• Given exercise:
Say how many lines include the word "Sucherstift". Reply with nothing but the number.

• Entries shown:
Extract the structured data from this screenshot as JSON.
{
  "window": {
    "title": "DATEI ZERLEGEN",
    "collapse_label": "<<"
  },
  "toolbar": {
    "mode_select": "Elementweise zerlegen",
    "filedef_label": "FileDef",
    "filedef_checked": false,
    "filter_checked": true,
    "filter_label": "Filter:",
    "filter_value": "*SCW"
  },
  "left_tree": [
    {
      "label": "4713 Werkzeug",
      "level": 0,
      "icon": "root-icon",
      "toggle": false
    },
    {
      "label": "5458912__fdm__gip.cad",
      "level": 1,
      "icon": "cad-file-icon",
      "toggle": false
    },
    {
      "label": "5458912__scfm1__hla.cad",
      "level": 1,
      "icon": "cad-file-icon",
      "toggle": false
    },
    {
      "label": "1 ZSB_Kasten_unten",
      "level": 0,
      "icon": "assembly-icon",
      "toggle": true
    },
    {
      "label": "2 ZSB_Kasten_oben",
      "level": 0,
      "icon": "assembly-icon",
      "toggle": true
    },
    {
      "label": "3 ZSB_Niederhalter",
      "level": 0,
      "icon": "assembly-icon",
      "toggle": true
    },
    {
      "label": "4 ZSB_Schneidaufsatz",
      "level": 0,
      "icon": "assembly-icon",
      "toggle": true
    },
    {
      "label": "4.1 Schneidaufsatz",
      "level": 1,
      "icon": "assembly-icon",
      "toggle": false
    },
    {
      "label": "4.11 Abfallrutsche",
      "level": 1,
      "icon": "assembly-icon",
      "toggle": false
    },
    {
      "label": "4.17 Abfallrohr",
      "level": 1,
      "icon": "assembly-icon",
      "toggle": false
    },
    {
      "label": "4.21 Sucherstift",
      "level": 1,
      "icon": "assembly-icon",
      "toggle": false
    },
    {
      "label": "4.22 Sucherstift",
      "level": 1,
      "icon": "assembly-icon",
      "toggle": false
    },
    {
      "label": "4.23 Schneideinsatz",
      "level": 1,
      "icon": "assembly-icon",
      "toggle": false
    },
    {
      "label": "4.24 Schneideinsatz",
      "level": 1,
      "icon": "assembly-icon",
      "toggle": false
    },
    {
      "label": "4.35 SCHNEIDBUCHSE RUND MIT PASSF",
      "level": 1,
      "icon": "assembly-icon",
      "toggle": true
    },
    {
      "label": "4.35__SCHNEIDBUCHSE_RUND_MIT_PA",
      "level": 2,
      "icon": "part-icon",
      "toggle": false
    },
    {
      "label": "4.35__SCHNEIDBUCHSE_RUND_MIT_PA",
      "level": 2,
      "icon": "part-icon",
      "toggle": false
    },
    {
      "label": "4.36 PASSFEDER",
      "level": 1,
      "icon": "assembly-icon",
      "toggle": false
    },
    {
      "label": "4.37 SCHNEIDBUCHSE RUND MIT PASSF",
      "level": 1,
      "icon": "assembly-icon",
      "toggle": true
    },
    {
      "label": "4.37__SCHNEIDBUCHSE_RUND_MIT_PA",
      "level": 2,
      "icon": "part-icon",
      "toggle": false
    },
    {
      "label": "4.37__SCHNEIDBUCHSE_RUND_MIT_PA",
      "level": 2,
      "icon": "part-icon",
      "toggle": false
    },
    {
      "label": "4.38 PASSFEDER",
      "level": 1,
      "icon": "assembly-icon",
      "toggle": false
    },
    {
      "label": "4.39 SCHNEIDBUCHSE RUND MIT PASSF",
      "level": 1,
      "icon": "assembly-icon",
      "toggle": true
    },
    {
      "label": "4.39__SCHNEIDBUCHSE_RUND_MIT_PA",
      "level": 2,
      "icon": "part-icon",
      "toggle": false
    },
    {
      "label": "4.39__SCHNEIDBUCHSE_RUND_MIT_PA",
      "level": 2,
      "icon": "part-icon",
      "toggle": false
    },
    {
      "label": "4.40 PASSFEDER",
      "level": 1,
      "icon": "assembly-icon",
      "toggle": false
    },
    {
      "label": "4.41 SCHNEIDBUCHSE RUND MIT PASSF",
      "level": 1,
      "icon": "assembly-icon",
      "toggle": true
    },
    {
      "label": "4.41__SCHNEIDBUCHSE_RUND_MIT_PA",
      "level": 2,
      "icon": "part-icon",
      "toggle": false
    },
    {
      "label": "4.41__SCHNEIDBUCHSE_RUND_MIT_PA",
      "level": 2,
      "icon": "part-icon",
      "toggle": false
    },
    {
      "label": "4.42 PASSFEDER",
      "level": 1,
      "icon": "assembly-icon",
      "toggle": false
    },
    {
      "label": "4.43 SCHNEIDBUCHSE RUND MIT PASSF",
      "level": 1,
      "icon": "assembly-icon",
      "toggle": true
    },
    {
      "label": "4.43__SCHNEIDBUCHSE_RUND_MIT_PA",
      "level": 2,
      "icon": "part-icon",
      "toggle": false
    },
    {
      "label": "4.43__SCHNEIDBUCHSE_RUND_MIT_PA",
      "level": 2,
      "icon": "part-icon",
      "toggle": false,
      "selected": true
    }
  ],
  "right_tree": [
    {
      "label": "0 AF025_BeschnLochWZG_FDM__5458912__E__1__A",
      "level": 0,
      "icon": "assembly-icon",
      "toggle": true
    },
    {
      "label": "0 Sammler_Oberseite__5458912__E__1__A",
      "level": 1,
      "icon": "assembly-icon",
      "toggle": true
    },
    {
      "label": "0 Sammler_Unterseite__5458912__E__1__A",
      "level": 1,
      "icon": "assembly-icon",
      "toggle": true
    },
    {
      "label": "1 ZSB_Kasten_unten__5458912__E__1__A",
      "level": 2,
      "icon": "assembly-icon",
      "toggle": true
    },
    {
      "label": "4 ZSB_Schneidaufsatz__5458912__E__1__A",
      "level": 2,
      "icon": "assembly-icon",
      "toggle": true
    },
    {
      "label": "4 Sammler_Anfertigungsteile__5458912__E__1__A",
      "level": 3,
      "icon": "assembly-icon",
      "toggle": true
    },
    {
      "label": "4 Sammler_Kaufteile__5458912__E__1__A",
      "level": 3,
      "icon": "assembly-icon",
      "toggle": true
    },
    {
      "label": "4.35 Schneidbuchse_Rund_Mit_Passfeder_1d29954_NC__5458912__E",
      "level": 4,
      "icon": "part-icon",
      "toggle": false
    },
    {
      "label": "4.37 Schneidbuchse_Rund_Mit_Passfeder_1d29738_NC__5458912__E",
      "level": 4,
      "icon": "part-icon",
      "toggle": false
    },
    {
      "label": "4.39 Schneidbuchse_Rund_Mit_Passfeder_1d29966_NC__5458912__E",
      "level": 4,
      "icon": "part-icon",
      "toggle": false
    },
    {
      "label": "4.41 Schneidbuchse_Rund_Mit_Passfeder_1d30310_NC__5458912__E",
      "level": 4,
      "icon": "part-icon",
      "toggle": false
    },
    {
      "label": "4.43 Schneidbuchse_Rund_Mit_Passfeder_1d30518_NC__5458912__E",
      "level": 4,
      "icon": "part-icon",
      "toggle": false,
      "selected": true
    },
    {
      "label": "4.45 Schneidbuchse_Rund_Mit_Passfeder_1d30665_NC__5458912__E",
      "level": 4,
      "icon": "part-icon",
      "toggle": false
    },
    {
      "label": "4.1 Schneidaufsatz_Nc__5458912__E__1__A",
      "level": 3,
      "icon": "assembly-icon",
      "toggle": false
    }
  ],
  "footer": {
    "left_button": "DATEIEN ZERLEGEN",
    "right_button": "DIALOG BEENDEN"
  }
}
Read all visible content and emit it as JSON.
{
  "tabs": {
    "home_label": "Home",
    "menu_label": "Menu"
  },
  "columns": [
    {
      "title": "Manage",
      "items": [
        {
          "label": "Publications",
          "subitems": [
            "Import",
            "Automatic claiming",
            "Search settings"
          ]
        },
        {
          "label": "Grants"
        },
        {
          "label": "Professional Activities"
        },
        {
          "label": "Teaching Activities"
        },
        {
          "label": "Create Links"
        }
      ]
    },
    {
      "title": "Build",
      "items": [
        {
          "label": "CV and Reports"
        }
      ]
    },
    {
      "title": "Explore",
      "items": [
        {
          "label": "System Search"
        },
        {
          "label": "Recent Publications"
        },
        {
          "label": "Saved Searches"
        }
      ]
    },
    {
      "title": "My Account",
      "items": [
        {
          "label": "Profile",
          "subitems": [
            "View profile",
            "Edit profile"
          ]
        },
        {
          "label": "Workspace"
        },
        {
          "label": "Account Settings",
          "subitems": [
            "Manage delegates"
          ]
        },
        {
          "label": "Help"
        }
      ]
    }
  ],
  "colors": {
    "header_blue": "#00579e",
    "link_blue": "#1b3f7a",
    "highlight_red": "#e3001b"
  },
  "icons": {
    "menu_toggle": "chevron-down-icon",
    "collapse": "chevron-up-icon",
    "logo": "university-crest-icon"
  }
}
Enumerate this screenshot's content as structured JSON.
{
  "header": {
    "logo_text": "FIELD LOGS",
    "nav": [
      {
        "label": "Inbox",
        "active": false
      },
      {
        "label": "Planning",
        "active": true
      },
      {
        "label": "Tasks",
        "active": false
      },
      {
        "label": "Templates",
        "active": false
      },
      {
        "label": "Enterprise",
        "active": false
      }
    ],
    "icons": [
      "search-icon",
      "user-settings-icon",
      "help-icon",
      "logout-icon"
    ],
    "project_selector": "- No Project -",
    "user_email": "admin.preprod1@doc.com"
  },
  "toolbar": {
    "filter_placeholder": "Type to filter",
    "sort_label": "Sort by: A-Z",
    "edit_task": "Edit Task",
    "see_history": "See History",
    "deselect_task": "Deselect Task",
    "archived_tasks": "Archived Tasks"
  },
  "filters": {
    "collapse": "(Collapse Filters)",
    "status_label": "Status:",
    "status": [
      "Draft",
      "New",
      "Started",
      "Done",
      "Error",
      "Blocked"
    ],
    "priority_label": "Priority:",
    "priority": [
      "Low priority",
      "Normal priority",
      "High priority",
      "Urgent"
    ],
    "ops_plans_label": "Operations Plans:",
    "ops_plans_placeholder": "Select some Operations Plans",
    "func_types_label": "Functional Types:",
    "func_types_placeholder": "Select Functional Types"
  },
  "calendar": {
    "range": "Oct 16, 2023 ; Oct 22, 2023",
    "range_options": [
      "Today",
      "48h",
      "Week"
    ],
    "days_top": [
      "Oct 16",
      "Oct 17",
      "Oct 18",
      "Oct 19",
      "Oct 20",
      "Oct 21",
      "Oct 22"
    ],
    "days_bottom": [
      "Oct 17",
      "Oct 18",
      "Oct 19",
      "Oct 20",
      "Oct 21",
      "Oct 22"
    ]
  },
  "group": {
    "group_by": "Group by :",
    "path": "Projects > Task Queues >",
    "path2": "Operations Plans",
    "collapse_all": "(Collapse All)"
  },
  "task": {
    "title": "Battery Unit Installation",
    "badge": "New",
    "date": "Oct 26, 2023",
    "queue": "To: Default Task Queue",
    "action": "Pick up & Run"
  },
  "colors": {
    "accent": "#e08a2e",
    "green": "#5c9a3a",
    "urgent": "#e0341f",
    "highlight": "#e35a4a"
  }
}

• Completed task:
2